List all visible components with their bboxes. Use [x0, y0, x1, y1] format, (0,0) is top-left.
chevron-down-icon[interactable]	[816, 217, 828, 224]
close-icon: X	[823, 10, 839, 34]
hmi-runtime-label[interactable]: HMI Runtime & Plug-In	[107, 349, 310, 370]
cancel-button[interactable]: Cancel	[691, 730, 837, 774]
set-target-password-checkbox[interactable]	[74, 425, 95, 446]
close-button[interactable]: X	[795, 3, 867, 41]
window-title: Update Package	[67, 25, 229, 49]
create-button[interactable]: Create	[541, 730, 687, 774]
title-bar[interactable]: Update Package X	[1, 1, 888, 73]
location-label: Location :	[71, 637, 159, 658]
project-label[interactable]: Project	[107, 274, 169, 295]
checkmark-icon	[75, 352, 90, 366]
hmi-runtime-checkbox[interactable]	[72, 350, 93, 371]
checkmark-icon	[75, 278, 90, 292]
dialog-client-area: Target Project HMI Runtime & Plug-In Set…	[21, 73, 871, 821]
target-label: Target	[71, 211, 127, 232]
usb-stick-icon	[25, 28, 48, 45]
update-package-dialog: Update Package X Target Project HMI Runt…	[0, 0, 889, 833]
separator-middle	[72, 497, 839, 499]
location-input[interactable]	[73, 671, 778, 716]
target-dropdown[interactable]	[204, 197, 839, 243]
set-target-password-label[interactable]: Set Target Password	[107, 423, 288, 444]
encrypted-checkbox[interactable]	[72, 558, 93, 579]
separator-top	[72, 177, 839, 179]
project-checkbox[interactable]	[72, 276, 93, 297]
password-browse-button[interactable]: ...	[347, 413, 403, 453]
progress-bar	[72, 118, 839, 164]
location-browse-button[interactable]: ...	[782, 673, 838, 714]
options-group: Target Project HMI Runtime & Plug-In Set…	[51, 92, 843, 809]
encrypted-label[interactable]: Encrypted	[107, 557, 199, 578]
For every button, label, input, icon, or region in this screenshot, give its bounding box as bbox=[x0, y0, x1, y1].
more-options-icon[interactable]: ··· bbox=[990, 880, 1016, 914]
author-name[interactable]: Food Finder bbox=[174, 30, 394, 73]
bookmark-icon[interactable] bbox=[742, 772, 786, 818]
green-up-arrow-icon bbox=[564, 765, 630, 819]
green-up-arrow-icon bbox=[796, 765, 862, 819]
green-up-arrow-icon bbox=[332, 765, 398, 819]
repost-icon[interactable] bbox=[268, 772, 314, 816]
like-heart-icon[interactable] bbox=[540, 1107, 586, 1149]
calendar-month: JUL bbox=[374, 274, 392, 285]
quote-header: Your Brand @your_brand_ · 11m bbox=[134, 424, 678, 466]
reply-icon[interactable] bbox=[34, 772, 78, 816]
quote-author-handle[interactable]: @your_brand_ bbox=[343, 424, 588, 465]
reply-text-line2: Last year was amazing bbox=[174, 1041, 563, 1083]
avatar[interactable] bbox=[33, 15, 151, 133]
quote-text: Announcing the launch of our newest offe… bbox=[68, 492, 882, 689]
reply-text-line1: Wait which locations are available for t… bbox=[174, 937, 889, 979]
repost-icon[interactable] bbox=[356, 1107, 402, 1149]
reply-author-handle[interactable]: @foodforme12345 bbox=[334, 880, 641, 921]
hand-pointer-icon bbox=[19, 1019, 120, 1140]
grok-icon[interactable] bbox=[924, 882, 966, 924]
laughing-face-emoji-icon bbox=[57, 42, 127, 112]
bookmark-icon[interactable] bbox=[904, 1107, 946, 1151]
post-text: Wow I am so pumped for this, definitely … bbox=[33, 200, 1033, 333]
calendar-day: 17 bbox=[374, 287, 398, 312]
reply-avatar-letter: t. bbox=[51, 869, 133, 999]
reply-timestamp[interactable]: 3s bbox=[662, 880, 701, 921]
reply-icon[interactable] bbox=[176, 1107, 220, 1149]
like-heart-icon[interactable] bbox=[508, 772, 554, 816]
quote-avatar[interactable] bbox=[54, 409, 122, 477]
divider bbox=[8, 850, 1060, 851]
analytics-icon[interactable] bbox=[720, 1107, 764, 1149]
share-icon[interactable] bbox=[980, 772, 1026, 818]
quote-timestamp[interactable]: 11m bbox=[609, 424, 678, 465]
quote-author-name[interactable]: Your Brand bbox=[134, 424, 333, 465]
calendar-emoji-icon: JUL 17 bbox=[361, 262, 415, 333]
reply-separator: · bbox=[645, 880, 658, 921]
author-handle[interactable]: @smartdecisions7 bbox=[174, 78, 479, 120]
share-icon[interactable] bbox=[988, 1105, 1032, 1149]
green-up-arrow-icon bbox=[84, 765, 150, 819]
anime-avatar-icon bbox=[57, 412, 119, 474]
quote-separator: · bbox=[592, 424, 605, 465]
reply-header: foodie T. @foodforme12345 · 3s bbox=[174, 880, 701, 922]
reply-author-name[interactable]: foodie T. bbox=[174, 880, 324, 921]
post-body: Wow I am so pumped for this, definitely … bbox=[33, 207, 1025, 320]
------------
Please reproduce all of the data above word for word, with no changes.

Expected output |
List all visible components with their bboxes. Use [x0, y0, x1, y1] format, (0,0) is top-left.
chevron-down-icon[interactable]	[816, 217, 828, 224]
close-icon: X	[823, 10, 839, 34]
hmi-runtime-label[interactable]: HMI Runtime & Plug-In	[107, 349, 310, 370]
cancel-button[interactable]: Cancel	[691, 730, 837, 774]
set-target-password-checkbox[interactable]	[74, 425, 95, 446]
close-button[interactable]: X	[795, 3, 867, 41]
window-title: Update Package	[67, 25, 229, 49]
create-button[interactable]: Create	[541, 730, 687, 774]
title-bar[interactable]: Update Package X	[1, 1, 888, 73]
location-label: Location :	[71, 637, 159, 658]
project-label[interactable]: Project	[107, 274, 169, 295]
checkmark-icon	[75, 352, 90, 366]
hmi-runtime-checkbox[interactable]	[72, 350, 93, 371]
checkmark-icon	[75, 278, 90, 292]
dialog-client-area: Target Project HMI Runtime & Plug-In Set…	[21, 73, 871, 821]
target-label: Target	[71, 211, 127, 232]
usb-stick-icon	[25, 28, 48, 45]
update-package-dialog: Update Package X Target Project HMI Runt…	[0, 0, 889, 833]
separator-middle	[72, 497, 839, 499]
location-input[interactable]	[73, 671, 778, 716]
target-dropdown[interactable]	[204, 197, 839, 243]
set-target-password-label[interactable]: Set Target Password	[107, 423, 288, 444]
encrypted-checkbox[interactable]	[72, 558, 93, 579]
separator-top	[72, 177, 839, 179]
project-checkbox[interactable]	[72, 276, 93, 297]
password-browse-button[interactable]: ...	[347, 413, 403, 453]
progress-bar	[72, 118, 839, 164]
location-browse-button[interactable]: ...	[782, 673, 838, 714]
options-group: Target Project HMI Runtime & Plug-In Set…	[51, 92, 843, 809]
encrypted-label[interactable]: Encrypted	[107, 557, 199, 578]
For every button, label, input, icon, or region in this screenshot, give its bounding box as bbox=[x0, y0, x1, y1].
more-options-icon[interactable]: ··· bbox=[990, 880, 1016, 914]
author-name[interactable]: Food Finder bbox=[174, 30, 394, 73]
bookmark-icon[interactable] bbox=[742, 772, 786, 818]
green-up-arrow-icon bbox=[564, 765, 630, 819]
green-up-arrow-icon bbox=[796, 765, 862, 819]
green-up-arrow-icon bbox=[332, 765, 398, 819]
repost-icon[interactable] bbox=[268, 772, 314, 816]
like-heart-icon[interactable] bbox=[540, 1107, 586, 1149]
calendar-month: JUL bbox=[374, 274, 392, 285]
quote-header: Your Brand @your_brand_ · 11m bbox=[134, 424, 678, 466]
reply-icon[interactable] bbox=[34, 772, 78, 816]
quote-author-handle[interactable]: @your_brand_ bbox=[343, 424, 588, 465]
reply-text-line2: Last year was amazing bbox=[174, 1041, 563, 1083]
avatar[interactable] bbox=[33, 15, 151, 133]
quote-text: Announcing the launch of our newest offe… bbox=[68, 492, 882, 689]
reply-text-line1: Wait which locations are available for t… bbox=[174, 937, 889, 979]
repost-icon[interactable] bbox=[356, 1107, 402, 1149]
reply-author-handle[interactable]: @foodforme12345 bbox=[334, 880, 641, 921]
hand-pointer-icon bbox=[19, 1019, 120, 1140]
grok-icon[interactable] bbox=[924, 882, 966, 924]
laughing-face-emoji-icon bbox=[57, 42, 127, 112]
bookmark-icon[interactable] bbox=[904, 1107, 946, 1151]
post-text: Wow I am so pumped for this, definitely … bbox=[33, 200, 1033, 333]
calendar-day: 17 bbox=[374, 287, 398, 312]
reply-avatar-letter: t. bbox=[51, 869, 133, 999]
reply-timestamp[interactable]: 3s bbox=[662, 880, 701, 921]
reply-icon[interactable] bbox=[176, 1107, 220, 1149]
like-heart-icon[interactable] bbox=[508, 772, 554, 816]
quote-avatar[interactable] bbox=[54, 409, 122, 477]
divider bbox=[8, 850, 1060, 851]
analytics-icon[interactable] bbox=[720, 1107, 764, 1149]
share-icon[interactable] bbox=[980, 772, 1026, 818]
quote-timestamp[interactable]: 11m bbox=[609, 424, 678, 465]
quote-author-name[interactable]: Your Brand bbox=[134, 424, 333, 465]
calendar-emoji-icon: JUL 17 bbox=[361, 262, 415, 333]
reply-separator: · bbox=[645, 880, 658, 921]
author-handle[interactable]: @smartdecisions7 bbox=[174, 78, 479, 120]
share-icon[interactable] bbox=[988, 1105, 1032, 1149]
green-up-arrow-icon bbox=[84, 765, 150, 819]
anime-avatar-icon bbox=[57, 412, 119, 474]
quote-separator: · bbox=[592, 424, 605, 465]
reply-header: foodie T. @foodforme12345 · 3s bbox=[174, 880, 701, 922]
reply-author-name[interactable]: foodie T. bbox=[174, 880, 324, 921]
post-body: Wow I am so pumped for this, definitely … bbox=[33, 207, 1025, 320]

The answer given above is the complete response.